--- Action item ---
Write out the full listing exactly.

--- Exercise inputs ---
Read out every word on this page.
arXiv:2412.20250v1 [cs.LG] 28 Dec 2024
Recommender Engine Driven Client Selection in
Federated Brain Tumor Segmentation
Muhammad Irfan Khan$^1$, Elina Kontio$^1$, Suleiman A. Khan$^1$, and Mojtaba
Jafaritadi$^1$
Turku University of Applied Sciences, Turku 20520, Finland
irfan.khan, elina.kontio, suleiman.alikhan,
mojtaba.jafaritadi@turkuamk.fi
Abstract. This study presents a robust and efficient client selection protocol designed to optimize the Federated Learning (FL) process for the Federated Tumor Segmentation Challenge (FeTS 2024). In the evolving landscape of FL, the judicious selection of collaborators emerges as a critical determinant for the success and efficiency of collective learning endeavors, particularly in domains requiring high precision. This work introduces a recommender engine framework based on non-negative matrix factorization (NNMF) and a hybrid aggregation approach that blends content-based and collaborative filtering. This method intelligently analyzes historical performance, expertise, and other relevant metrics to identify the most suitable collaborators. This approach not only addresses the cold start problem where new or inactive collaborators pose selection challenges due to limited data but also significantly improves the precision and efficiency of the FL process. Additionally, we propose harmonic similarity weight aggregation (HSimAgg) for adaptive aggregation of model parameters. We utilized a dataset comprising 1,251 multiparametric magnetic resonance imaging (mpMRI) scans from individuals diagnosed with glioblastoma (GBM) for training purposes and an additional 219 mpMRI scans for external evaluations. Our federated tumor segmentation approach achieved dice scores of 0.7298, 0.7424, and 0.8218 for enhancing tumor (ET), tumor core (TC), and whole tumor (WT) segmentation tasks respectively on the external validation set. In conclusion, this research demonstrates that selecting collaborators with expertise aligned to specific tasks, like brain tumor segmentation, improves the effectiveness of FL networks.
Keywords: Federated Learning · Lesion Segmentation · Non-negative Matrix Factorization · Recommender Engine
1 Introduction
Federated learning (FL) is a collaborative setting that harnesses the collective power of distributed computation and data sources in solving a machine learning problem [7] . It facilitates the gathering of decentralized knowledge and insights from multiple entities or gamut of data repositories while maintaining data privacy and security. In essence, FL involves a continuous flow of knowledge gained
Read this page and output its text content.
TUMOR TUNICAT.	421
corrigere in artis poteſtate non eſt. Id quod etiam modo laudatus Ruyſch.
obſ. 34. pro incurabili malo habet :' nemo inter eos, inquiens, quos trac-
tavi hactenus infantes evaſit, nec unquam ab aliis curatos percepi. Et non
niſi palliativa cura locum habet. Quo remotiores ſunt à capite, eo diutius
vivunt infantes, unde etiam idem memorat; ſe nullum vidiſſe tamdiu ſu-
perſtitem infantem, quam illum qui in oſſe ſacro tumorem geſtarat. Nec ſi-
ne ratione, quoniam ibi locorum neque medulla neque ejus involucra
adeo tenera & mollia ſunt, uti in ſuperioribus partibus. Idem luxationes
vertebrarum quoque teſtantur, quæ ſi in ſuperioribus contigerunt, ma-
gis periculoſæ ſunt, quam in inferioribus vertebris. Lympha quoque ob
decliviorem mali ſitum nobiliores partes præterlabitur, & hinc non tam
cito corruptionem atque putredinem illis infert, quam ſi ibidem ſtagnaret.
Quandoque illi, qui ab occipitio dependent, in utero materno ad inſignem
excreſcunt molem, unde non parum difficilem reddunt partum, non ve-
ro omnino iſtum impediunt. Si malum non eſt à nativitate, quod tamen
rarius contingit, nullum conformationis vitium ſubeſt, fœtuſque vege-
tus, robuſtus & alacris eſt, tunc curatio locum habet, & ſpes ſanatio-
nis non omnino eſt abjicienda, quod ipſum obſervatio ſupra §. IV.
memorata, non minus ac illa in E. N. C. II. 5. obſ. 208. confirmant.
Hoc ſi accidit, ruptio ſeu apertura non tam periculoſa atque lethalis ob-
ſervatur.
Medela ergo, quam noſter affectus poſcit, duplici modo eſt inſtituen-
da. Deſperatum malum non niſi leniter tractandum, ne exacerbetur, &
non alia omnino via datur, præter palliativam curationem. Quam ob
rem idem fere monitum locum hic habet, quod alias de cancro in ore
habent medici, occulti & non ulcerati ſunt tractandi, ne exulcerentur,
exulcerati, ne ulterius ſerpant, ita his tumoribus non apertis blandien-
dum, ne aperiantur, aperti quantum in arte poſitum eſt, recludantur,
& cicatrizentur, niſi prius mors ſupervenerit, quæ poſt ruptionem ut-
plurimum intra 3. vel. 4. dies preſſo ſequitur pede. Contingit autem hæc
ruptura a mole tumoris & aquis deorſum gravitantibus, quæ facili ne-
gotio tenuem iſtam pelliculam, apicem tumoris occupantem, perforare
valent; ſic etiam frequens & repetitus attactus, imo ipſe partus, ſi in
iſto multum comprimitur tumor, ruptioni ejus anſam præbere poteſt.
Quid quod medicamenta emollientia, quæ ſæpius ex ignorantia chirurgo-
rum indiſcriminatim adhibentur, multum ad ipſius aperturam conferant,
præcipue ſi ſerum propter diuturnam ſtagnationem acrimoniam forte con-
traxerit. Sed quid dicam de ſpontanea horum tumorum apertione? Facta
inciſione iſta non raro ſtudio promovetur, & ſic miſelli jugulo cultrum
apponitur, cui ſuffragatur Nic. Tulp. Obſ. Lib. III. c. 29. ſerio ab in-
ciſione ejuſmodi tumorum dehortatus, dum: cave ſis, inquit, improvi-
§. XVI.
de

--- Solution to this exercise ---
Read out every word on this page.
arXiv:2412.20250v1 [cs.LG] 28 Dec 2024
Recommender Engine Driven Client Selection in
Federated Brain Tumor Segmentation
Muhammad Irfan Khan$^1$, Elina Kontio$^1$, Suleiman A. Khan$^1$, and Mojtaba
Jafaritadi$^1$
Turku University of Applied Sciences, Turku 20520, Finland
irfan.khan, elina.kontio, suleiman.alikhan,
mojtaba.jafaritadi@turkuamk.fi
Abstract. This study presents a robust and efficient client selection protocol designed to optimize the Federated Learning (FL) process for the Federated Tumor Segmentation Challenge (FeTS 2024). In the evolving landscape of FL, the judicious selection of collaborators emerges as a critical determinant for the success and efficiency of collective learning endeavors, particularly in domains requiring high precision. This work introduces a recommender engine framework based on non-negative matrix factorization (NNMF) and a hybrid aggregation approach that blends content-based and collaborative filtering. This method intelligently analyzes historical performance, expertise, and other relevant metrics to identify the most suitable collaborators. This approach not only addresses the cold start problem where new or inactive collaborators pose selection challenges due to limited data but also significantly improves the precision and efficiency of the FL process. Additionally, we propose harmonic similarity weight aggregation (HSimAgg) for adaptive aggregation of model parameters. We utilized a dataset comprising 1,251 multiparametric magnetic resonance imaging (mpMRI) scans from individuals diagnosed with glioblastoma (GBM) for training purposes and an additional 219 mpMRI scans for external evaluations. Our federated tumor segmentation approach achieved dice scores of 0.7298, 0.7424, and 0.8218 for enhancing tumor (ET), tumor core (TC), and whole tumor (WT) segmentation tasks respectively on the external validation set. In conclusion, this research demonstrates that selecting collaborators with expertise aligned to specific tasks, like brain tumor segmentation, improves the effectiveness of FL networks.
Keywords: Federated Learning · Lesion Segmentation · Non-negative Matrix Factorization · Recommender Engine
1 Introduction
Federated learning (FL) is a collaborative setting that harnesses the collective power of distributed computation and data sources in solving a machine learning problem [7] . It facilitates the gathering of decentralized knowledge and insights from multiple entities or gamut of data repositories while maintaining data privacy and security. In essence, FL involves a continuous flow of knowledge gained
Read this page and output its text content.
TUMOR TUNICAT.	421
corrigere in artis poteſtate non eſt. Id quod etiam modo laudatus Ruyſch.
obſ. 34. pro incurabili malo habet :' nemo inter eos, inquiens, quos trac-
tavi hactenus infantes evaſit, nec unquam ab aliis curatos percepi. Et non
niſi palliativa cura locum habet. Quo remotiores ſunt à capite, eo diutius
vivunt infantes, unde etiam idem memorat; ſe nullum vidiſſe tamdiu ſu-
perſtitem infantem, quam illum qui in oſſe ſacro tumorem geſtarat. Nec ſi-
ne ratione, quoniam ibi locorum neque medulla neque ejus involucra
adeo tenera & mollia ſunt, uti in ſuperioribus partibus. Idem luxationes
vertebrarum quoque teſtantur, quæ ſi in ſuperioribus contigerunt, ma-
gis periculoſæ ſunt, quam in inferioribus vertebris. Lympha quoque ob
decliviorem mali ſitum nobiliores partes præterlabitur, & hinc non tam
cito corruptionem atque putredinem illis infert, quam ſi ibidem ſtagnaret.
Quandoque illi, qui ab occipitio dependent, in utero materno ad inſignem
excreſcunt molem, unde non parum difficilem reddunt partum, non ve-
ro omnino iſtum impediunt. Si malum non eſt à nativitate, quod tamen
rarius contingit, nullum conformationis vitium ſubeſt, fœtuſque vege-
tus, robuſtus & alacris eſt, tunc curatio locum habet, & ſpes ſanatio-
nis non omnino eſt abjicienda, quod ipſum obſervatio ſupra §. IV.
memorata, non minus ac illa in E. N. C. II. 5. obſ. 208. confirmant.
Hoc ſi accidit, ruptio ſeu apertura non tam periculoſa atque lethalis ob-
ſervatur.
Medela ergo, quam noſter affectus poſcit, duplici modo eſt inſtituen-
da. Deſperatum malum non niſi leniter tractandum, ne exacerbetur, &
non alia omnino via datur, præter palliativam curationem. Quam ob
rem idem fere monitum locum hic habet, quod alias de cancro in ore
habent medici, occulti & non ulcerati ſunt tractandi, ne exulcerentur,
exulcerati, ne ulterius ſerpant, ita his tumoribus non apertis blandien-
dum, ne aperiantur, aperti quantum in arte poſitum eſt, recludantur,
& cicatrizentur, niſi prius mors ſupervenerit, quæ poſt ruptionem ut-
plurimum intra 3. vel. 4. dies preſſo ſequitur pede. Contingit autem hæc
ruptura a mole tumoris & aquis deorſum gravitantibus, quæ facili ne-
gotio tenuem iſtam pelliculam, apicem tumoris occupantem, perforare
valent; ſic etiam frequens & repetitus attactus, imo ipſe partus, ſi in
iſto multum comprimitur tumor, ruptioni ejus anſam præbere poteſt.
Quid quod medicamenta emollientia, quæ ſæpius ex ignorantia chirurgo-
rum indiſcriminatim adhibentur, multum ad ipſius aperturam conferant,
præcipue ſi ſerum propter diuturnam ſtagnationem acrimoniam forte con-
traxerit. Sed quid dicam de ſpontanea horum tumorum apertione? Facta
inciſione iſta non raro ſtudio promovetur, & ſic miſelli jugulo cultrum
apponitur, cui ſuffragatur Nic. Tulp. Obſ. Lib. III. c. 29. ſerio ab in-
ciſione ejuſmodi tumorum dehortatus, dum: cave ſis, inquit, improvi-
§. XVI.
de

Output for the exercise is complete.